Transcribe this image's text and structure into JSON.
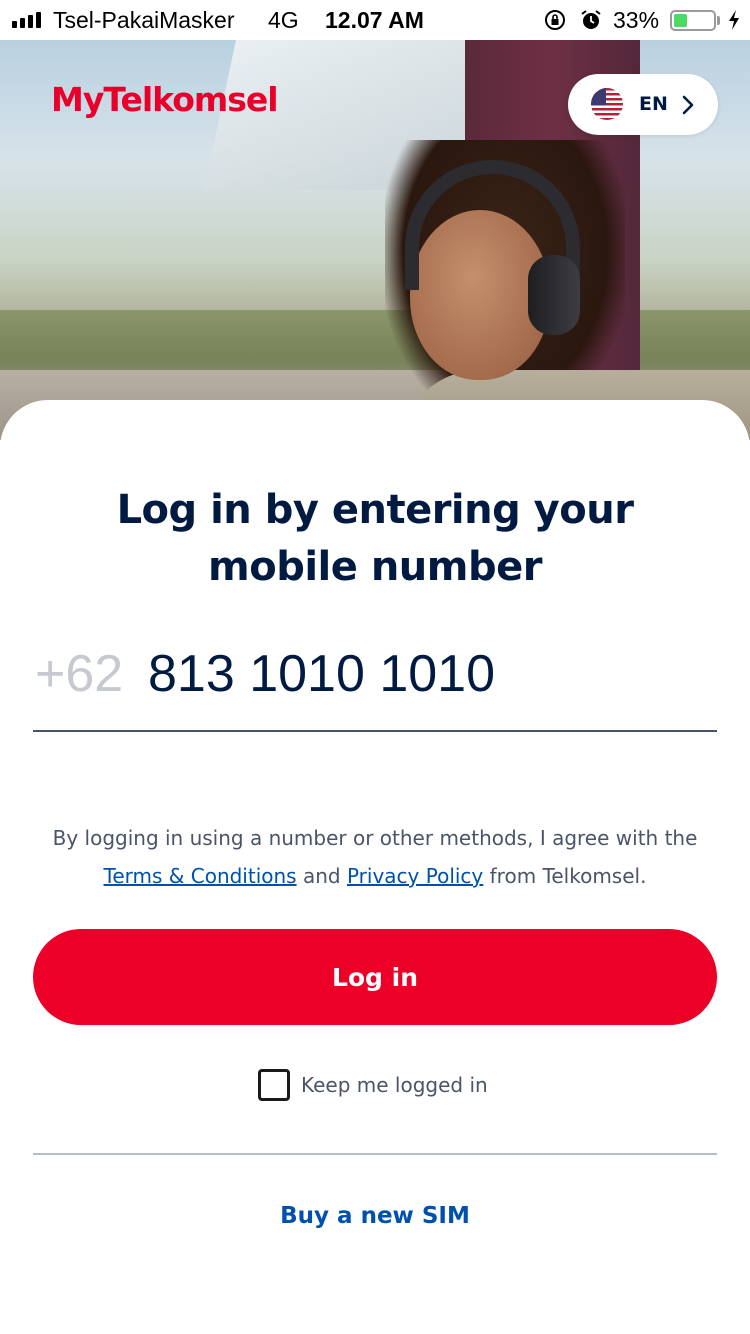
{
  "status_bar": {
    "carrier": "Tsel-PakaiMasker",
    "network": "4G",
    "time": "12.07 AM",
    "battery_percent": "33%",
    "battery_level": 0.33,
    "icons": [
      "signal-icon",
      "orientation-lock-icon",
      "alarm-icon",
      "battery-icon",
      "charging-icon"
    ]
  },
  "header": {
    "logo": "MyTelkomsel",
    "language": {
      "code": "EN",
      "flag_icon": "us-flag-icon",
      "chevron_icon": "chevron-right-icon"
    }
  },
  "login": {
    "title": "Log in by entering your mobile number",
    "country_code": "+62",
    "phone_number": "813 1010 1010",
    "agreement_prefix": "By logging in using a number or other methods, I agree with the",
    "terms_link": "Terms & Conditions",
    "agreement_and": "and",
    "privacy_link": "Privacy Policy",
    "agreement_suffix": "from Telkomsel.",
    "login_button": "Log in",
    "keep_logged_in_label": "Keep me logged in",
    "keep_logged_in_checked": false,
    "buy_sim_link": "Buy a new SIM"
  },
  "colors": {
    "brand_red": "#ec0028",
    "link_blue": "#0050ae",
    "navy_text": "#001a41"
  }
}
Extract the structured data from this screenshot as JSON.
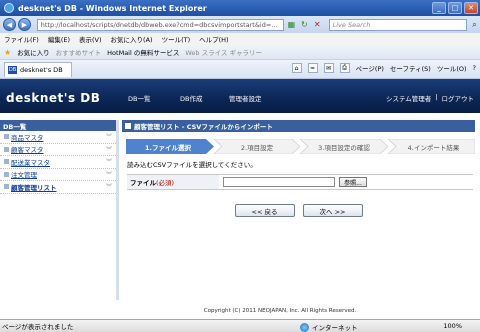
════════════════
_Task statement_
Quote the data exactly, leaving every image out of the copy.

_The reply_
Transcribe this image's text and structure into JSON.
{
  "status_bar": {
    "carrier": "Tsel-PakaiMasker",
    "network": "4G",
    "time": "12.07 AM",
    "battery_percent": "33%",
    "battery_level": 0.33,
    "icons": [
      "signal-icon",
      "orientation-lock-icon",
      "alarm-icon",
      "battery-icon",
      "charging-icon"
    ]
  },
  "header": {
    "logo": "MyTelkomsel",
    "language": {
      "code": "EN",
      "flag_icon": "us-flag-icon",
      "chevron_icon": "chevron-right-icon"
    }
  },
  "login": {
    "title": "Log in by entering your mobile number",
    "country_code": "+62",
    "phone_number": "813 1010 1010",
    "agreement_prefix": "By logging in using a number or other methods, I agree with the",
    "terms_link": "Terms & Conditions",
    "agreement_and": "and",
    "privacy_link": "Privacy Policy",
    "agreement_suffix": "from Telkomsel.",
    "login_button": "Log in",
    "keep_logged_in_label": "Keep me logged in",
    "keep_logged_in_checked": false,
    "buy_sim_link": "Buy a new SIM"
  },
  "colors": {
    "brand_red": "#ec0028",
    "link_blue": "#0050ae",
    "navy_text": "#001a41"
  }
}
Extract the structured data from this screenshot as JSON.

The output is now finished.